_The exercise_
Below are the records. List every line holding the word "content".

○ ○ ○ ○ ○ ○ ○

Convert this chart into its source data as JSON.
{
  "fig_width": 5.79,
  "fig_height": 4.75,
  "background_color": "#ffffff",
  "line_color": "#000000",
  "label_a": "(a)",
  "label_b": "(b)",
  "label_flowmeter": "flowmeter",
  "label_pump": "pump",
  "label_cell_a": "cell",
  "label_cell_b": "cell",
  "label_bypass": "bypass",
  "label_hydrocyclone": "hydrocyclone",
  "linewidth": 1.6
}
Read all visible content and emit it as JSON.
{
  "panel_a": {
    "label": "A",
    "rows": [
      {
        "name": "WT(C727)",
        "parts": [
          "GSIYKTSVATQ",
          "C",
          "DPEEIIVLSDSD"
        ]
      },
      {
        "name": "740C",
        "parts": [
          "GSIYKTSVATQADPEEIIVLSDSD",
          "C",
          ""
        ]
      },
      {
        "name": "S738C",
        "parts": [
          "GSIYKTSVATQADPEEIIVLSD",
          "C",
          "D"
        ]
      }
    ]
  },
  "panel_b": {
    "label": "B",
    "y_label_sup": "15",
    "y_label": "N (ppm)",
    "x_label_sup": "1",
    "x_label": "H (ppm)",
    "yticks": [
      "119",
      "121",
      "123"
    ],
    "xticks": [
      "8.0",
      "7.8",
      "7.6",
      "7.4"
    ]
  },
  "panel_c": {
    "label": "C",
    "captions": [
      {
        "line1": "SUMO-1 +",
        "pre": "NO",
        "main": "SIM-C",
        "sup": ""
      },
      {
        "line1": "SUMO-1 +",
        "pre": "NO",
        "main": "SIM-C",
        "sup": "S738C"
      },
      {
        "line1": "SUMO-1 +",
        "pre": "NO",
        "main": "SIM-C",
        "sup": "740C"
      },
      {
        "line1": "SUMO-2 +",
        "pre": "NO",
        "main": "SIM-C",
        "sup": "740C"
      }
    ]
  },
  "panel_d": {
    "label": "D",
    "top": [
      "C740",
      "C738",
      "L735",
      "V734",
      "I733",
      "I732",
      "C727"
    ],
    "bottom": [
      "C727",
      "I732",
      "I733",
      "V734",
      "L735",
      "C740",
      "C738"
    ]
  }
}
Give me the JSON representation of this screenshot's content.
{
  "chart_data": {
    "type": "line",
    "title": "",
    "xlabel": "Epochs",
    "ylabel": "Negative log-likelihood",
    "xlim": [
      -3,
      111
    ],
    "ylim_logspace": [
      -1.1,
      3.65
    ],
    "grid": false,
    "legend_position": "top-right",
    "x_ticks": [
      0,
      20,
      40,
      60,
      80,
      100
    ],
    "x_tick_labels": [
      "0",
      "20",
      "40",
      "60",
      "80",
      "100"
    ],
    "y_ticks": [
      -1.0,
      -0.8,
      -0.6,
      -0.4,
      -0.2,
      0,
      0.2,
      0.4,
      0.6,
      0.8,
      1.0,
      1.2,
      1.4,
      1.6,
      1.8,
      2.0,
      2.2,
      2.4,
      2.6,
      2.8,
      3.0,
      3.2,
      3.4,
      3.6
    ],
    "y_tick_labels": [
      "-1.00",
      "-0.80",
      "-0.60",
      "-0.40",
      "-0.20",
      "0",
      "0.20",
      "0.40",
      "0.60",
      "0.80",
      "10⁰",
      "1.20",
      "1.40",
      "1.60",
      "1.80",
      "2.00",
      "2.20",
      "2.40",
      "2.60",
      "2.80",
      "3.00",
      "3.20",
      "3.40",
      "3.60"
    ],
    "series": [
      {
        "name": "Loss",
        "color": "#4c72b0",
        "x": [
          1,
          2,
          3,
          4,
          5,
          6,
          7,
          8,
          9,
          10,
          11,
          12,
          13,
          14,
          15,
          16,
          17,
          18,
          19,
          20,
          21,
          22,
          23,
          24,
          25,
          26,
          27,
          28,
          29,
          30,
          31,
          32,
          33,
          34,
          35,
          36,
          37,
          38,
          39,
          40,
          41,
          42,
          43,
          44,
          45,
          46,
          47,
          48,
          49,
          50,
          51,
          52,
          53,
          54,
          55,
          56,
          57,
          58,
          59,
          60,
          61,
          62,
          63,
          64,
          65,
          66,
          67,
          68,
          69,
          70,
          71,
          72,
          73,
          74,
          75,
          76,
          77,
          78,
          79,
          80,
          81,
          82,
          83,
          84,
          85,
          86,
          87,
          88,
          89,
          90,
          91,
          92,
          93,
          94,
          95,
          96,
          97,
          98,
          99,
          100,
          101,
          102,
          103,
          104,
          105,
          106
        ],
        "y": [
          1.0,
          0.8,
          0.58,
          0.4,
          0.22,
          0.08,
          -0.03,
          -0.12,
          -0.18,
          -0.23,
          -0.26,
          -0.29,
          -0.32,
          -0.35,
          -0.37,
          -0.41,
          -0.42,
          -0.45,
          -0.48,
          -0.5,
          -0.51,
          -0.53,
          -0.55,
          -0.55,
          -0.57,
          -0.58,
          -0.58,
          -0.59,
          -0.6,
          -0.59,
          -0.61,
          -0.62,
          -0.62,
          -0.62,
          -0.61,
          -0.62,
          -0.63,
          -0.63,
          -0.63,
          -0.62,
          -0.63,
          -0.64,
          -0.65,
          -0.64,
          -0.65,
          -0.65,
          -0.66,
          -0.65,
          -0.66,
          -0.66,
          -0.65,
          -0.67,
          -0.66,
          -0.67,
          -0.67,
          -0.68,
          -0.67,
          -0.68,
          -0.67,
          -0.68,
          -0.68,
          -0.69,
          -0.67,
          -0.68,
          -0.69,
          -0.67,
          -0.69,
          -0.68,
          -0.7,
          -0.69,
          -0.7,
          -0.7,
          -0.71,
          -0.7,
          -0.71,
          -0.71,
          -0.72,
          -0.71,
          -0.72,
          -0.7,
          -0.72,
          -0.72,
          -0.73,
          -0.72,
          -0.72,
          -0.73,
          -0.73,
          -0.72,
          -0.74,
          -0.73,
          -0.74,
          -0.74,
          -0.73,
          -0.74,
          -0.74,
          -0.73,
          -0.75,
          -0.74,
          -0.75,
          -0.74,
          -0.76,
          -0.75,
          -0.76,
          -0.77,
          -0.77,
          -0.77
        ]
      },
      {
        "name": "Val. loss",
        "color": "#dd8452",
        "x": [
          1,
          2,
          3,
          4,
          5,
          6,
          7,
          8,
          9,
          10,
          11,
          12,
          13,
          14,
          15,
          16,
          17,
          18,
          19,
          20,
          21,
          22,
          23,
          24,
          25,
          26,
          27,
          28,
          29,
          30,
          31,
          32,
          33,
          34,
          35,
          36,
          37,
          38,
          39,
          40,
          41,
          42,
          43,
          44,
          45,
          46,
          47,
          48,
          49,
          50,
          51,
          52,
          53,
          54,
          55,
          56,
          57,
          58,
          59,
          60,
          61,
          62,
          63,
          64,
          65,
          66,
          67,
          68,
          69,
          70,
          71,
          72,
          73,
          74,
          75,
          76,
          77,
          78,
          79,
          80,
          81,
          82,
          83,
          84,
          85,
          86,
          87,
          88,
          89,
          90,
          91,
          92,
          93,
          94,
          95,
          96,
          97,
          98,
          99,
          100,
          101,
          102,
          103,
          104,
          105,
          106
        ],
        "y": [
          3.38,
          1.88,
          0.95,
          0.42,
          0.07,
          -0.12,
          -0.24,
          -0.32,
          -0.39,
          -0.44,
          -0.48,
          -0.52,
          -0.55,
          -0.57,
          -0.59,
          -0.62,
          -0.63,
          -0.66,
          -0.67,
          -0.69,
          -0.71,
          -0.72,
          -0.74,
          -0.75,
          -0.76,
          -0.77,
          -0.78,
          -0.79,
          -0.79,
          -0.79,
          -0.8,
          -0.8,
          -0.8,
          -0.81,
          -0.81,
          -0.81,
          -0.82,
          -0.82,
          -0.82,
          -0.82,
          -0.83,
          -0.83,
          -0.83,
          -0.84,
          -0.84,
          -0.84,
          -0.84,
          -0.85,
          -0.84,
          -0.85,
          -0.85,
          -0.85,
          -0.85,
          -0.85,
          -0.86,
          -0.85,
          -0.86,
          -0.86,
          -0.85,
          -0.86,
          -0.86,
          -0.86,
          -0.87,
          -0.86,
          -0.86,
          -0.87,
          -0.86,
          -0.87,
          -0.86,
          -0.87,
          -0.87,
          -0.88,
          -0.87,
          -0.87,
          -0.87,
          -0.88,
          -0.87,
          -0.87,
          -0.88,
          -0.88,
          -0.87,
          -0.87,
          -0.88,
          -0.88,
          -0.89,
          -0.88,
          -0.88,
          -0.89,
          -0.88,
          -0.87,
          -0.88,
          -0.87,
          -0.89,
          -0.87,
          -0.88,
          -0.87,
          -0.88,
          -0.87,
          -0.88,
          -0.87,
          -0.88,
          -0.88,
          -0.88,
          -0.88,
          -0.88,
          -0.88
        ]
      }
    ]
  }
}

○ ○ ○ ○ ○ ○ ○

_Response_
Read all visible content and emit it as JSON.
Give me the JSON representation of this screenshot's content.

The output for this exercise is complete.